■ **Dataset records**
[Start]

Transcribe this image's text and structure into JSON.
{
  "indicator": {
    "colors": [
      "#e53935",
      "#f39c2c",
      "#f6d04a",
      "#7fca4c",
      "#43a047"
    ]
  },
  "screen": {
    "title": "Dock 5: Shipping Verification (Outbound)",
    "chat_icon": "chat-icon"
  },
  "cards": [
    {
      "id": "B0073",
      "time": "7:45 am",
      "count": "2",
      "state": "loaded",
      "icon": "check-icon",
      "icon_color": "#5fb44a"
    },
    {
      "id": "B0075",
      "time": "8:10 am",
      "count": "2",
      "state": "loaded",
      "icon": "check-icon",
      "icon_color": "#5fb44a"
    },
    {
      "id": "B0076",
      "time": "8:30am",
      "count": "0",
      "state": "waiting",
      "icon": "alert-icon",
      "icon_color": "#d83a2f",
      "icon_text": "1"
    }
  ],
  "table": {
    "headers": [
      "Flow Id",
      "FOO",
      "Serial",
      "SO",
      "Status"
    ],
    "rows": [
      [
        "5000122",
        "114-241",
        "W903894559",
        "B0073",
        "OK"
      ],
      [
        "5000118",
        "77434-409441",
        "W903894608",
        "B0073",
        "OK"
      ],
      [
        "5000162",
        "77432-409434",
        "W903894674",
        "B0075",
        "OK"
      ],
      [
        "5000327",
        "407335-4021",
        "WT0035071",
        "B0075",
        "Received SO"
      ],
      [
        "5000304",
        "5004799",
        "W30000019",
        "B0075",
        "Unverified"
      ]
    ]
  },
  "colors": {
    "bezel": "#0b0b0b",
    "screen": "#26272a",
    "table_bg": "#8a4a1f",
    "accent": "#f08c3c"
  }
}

[End]

■ **Task prompt**
Write out the data again, exactly and in full.

■ **Result of the exercise**
Transcribe this image's text and structure into JSON.
{
  "indicator": {
    "colors": [
      "#e53935",
      "#f39c2c",
      "#f6d04a",
      "#7fca4c",
      "#43a047"
    ]
  },
  "screen": {
    "title": "Dock 5: Shipping Verification (Outbound)",
    "chat_icon": "chat-icon"
  },
  "cards": [
    {
      "id": "B0073",
      "time": "7:45 am",
      "count": "2",
      "state": "loaded",
      "icon": "check-icon",
      "icon_color": "#5fb44a"
    },
    {
      "id": "B0075",
      "time": "8:10 am",
      "count": "2",
      "state": "loaded",
      "icon": "check-icon",
      "icon_color": "#5fb44a"
    },
    {
      "id": "B0076",
      "time": "8:30am",
      "count": "0",
      "state": "waiting",
      "icon": "alert-icon",
      "icon_color": "#d83a2f",
      "icon_text": "1"
    }
  ],
  "table": {
    "headers": [
      "Flow Id",
      "FOO",
      "Serial",
      "SO",
      "Status"
    ],
    "rows": [
      [
        "5000122",
        "114-241",
        "W903894559",
        "B0073",
        "OK"
      ],
      [
        "5000118",
        "77434-409441",
        "W903894608",
        "B0073",
        "OK"
      ],
      [
        "5000162",
        "77432-409434",
        "W903894674",
        "B0075",
        "OK"
      ],
      [
        "5000327",
        "407335-4021",
        "WT0035071",
        "B0075",
        "Received SO"
      ],
      [
        "5000304",
        "5004799",
        "W30000019",
        "B0075",
        "Unverified"
      ]
    ]
  },
  "colors": {
    "bezel": "#0b0b0b",
    "screen": "#26272a",
    "table_bg": "#8a4a1f",
    "accent": "#f08c3c"
  }
}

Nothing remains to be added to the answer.